◆ Task requirements:
Return only the number of lines in the entries below that hold the word "content".

◆ Material shown:
.....

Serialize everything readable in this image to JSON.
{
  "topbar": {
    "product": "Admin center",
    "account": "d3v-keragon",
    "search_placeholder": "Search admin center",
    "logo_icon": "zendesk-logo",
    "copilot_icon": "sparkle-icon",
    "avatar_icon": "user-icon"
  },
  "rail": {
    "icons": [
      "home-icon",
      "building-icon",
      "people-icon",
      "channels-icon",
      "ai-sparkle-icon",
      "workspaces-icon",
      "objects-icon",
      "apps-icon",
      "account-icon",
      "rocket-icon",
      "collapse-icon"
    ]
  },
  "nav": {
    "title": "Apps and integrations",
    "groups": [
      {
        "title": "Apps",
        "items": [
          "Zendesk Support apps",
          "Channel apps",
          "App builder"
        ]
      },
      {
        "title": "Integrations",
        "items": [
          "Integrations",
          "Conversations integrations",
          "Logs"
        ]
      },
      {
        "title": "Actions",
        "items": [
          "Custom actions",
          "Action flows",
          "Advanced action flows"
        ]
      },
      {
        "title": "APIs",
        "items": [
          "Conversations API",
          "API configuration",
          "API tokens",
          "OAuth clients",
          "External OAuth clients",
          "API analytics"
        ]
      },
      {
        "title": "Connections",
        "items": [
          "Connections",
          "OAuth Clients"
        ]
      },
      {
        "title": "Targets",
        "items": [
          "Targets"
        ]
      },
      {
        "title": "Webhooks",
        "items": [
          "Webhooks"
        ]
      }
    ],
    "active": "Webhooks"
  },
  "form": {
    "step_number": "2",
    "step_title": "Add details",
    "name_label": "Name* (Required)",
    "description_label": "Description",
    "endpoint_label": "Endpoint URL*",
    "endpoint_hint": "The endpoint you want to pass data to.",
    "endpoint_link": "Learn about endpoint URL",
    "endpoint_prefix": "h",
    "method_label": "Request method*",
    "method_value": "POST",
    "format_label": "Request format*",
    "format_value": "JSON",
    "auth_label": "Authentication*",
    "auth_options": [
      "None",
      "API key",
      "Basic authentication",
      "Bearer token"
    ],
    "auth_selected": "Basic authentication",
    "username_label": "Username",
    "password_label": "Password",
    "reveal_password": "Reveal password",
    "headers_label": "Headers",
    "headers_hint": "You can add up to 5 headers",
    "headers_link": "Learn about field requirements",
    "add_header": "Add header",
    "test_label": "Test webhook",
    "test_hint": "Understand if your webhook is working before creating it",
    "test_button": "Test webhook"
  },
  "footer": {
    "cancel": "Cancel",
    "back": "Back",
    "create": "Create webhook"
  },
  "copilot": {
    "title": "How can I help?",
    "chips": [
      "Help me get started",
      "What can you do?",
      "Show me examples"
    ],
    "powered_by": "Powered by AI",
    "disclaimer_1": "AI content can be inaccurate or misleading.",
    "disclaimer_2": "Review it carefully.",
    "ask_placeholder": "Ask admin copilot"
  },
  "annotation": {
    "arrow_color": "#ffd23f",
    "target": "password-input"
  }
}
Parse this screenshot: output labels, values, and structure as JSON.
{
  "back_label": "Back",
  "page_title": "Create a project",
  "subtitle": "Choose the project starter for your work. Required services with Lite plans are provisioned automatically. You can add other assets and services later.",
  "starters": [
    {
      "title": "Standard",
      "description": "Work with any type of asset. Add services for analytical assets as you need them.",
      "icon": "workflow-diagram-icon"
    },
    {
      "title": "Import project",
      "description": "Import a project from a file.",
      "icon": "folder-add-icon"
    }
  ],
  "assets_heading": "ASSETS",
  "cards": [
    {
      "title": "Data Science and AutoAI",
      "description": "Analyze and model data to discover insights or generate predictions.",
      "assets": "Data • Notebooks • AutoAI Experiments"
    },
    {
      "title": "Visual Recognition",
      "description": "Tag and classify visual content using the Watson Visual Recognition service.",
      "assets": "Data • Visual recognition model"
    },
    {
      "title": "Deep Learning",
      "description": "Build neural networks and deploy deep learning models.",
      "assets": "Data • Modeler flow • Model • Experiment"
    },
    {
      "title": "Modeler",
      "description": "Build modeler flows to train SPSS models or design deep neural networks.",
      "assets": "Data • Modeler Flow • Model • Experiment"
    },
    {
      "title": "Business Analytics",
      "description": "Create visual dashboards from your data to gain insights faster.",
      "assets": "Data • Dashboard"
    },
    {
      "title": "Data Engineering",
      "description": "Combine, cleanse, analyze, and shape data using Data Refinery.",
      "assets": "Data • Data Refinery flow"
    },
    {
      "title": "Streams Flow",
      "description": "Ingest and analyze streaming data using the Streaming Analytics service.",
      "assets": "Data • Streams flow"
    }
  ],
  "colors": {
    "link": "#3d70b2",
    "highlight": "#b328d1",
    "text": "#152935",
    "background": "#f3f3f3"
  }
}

.....

◆ Response:
2